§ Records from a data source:
======

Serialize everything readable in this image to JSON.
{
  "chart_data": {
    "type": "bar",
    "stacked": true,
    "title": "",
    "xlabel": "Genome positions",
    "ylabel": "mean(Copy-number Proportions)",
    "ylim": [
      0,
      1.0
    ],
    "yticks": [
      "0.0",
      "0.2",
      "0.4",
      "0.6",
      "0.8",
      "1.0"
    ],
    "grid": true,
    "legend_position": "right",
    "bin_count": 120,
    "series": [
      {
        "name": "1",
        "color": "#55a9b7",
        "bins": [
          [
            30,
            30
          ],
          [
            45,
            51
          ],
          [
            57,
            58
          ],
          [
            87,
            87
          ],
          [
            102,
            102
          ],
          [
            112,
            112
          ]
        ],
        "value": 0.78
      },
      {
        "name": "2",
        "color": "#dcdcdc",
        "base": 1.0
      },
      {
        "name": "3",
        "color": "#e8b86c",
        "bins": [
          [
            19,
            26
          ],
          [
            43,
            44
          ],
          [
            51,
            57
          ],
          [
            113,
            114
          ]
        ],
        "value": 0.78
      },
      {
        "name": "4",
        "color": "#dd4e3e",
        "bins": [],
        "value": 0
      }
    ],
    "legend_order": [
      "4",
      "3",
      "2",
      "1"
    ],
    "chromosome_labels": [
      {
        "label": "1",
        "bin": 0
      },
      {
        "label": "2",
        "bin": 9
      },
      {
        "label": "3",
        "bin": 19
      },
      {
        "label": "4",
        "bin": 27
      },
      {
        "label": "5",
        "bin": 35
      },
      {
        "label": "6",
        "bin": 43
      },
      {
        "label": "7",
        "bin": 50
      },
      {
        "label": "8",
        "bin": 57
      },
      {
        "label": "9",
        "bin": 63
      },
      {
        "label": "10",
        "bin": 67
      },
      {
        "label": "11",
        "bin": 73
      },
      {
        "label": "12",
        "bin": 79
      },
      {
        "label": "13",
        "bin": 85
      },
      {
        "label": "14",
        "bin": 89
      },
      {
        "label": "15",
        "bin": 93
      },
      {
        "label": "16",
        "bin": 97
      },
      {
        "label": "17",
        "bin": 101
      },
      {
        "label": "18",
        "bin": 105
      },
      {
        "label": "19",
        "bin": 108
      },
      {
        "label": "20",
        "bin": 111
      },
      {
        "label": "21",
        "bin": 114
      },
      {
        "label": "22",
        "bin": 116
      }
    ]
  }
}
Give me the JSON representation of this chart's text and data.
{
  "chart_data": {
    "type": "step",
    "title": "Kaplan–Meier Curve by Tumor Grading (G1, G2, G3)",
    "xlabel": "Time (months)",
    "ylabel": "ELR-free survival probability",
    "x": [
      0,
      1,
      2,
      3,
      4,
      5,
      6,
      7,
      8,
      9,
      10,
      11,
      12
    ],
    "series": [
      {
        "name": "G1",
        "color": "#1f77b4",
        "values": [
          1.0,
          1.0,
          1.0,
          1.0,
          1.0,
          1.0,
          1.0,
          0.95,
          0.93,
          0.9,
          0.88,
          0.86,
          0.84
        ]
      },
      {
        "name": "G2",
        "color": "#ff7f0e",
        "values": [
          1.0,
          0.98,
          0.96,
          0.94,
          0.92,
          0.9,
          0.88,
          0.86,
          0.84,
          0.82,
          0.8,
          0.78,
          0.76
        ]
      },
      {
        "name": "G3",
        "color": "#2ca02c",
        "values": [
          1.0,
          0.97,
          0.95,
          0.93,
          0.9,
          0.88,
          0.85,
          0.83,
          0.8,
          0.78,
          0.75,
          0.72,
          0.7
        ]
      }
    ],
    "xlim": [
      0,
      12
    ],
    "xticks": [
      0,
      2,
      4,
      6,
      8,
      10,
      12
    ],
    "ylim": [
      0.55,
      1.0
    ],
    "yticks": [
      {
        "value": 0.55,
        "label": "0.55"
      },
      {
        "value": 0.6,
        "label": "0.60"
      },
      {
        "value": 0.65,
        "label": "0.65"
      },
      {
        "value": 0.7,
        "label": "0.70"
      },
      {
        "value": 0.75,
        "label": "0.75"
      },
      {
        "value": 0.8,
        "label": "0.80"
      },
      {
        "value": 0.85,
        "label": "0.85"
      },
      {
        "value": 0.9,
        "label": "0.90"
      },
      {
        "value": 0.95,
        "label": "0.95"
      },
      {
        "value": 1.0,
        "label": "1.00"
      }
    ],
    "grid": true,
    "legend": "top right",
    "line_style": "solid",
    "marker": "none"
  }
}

======

§ What is required:
The full set of entries must be printed again without any alteration.

§ Result:
Serialize everything readable in this image to JSON.
{
  "chart_data": {
    "type": "bar",
    "stacked": true,
    "title": "",
    "xlabel": "Genome positions",
    "ylabel": "mean(Copy-number Proportions)",
    "ylim": [
      0,
      1.0
    ],
    "yticks": [
      "0.0",
      "0.2",
      "0.4",
      "0.6",
      "0.8",
      "1.0"
    ],
    "grid": true,
    "legend_position": "right",
    "bin_count": 120,
    "series": [
      {
        "name": "1",
        "color": "#55a9b7",
        "bins": [
          [
            30,
            30
          ],
          [
            45,
            51
          ],
          [
            57,
            58
          ],
          [
            87,
            87
          ],
          [
            102,
            102
          ],
          [
            112,
            112
          ]
        ],
        "value": 0.78
      },
      {
        "name": "2",
        "color": "#dcdcdc",
        "base": 1.0
      },
      {
        "name": "3",
        "color": "#e8b86c",
        "bins": [
          [
            19,
            26
          ],
          [
            43,
            44
          ],
          [
            51,
            57
          ],
          [
            113,
            114
          ]
        ],
        "value": 0.78
      },
      {
        "name": "4",
        "color": "#dd4e3e",
        "bins": [],
        "value": 0
      }
    ],
    "legend_order": [
      "4",
      "3",
      "2",
      "1"
    ],
    "chromosome_labels": [
      {
        "label": "1",
        "bin": 0
      },
      {
        "label": "2",
        "bin": 9
      },
      {
        "label": "3",
        "bin": 19
      },
      {
        "label": "4",
        "bin": 27
      },
      {
        "label": "5",
        "bin": 35
      },
      {
        "label": "6",
        "bin": 43
      },
      {
        "label": "7",
        "bin": 50
      },
      {
        "label": "8",
        "bin": 57
      },
      {
        "label": "9",
        "bin": 63
      },
      {
        "label": "10",
        "bin": 67
      },
      {
        "label": "11",
        "bin": 73
      },
      {
        "label": "12",
        "bin": 79
      },
      {
        "label": "13",
        "bin": 85
      },
      {
        "label": "14",
        "bin": 89
      },
      {
        "label": "15",
        "bin": 93
      },
      {
        "label": "16",
        "bin": 97
      },
      {
        "label": "17",
        "bin": 101
      },
      {
        "label": "18",
        "bin": 105
      },
      {
        "label": "19",
        "bin": 108
      },
      {
        "label": "20",
        "bin": 111
      },
      {
        "label": "21",
        "bin": 114
      },
      {
        "label": "22",
        "bin": 116
      }
    ]
  }
}
Give me the JSON representation of this chart's text and data.
{
  "chart_data": {
    "type": "step",
    "title": "Kaplan–Meier Curve by Tumor Grading (G1, G2, G3)",
    "xlabel": "Time (months)",
    "ylabel": "ELR-free survival probability",
    "x": [
      0,
      1,
      2,
      3,
      4,
      5,
      6,
      7,
      8,
      9,
      10,
      11,
      12
    ],
    "series": [
      {
        "name": "G1",
        "color": "#1f77b4",
        "values": [
          1.0,
          1.0,
          1.0,
          1.0,
          1.0,
          1.0,
          1.0,
          0.95,
          0.93,
          0.9,
          0.88,
          0.86,
          0.84
        ]
      },
      {
        "name": "G2",
        "color": "#ff7f0e",
        "values": [
          1.0,
          0.98,
          0.96,
          0.94,
          0.92,
          0.9,
          0.88,
          0.86,
          0.84,
          0.82,
          0.8,
          0.78,
          0.76
        ]
      },
      {
        "name": "G3",
        "color": "#2ca02c",
        "values": [
          1.0,
          0.97,
          0.95,
          0.93,
          0.9,
          0.88,
          0.85,
          0.83,
          0.8,
          0.78,
          0.75,
          0.72,
          0.7
        ]
      }
    ],
    "xlim": [
      0,
      12
    ],
    "xticks": [
      0,
      2,
      4,
      6,
      8,
      10,
      12
    ],
    "ylim": [
      0.55,
      1.0
    ],
    "yticks": [
      {
        "value": 0.55,
        "label": "0.55"
      },
      {
        "value": 0.6,
        "label": "0.60"
      },
      {
        "value": 0.65,
        "label": "0.65"
      },
      {
        "value": 0.7,
        "label": "0.70"
      },
      {
        "value": 0.75,
        "label": "0.75"
      },
      {
        "value": 0.8,
        "label": "0.80"
      },
      {
        "value": 0.85,
        "label": "0.85"
      },
      {
        "value": 0.9,
        "label": "0.90"
      },
      {
        "value": 0.95,
        "label": "0.95"
      },
      {
        "value": 1.0,
        "label": "1.00"
      }
    ],
    "grid": true,
    "legend": "top right",
    "line_style": "solid",
    "marker": "none"
  }
}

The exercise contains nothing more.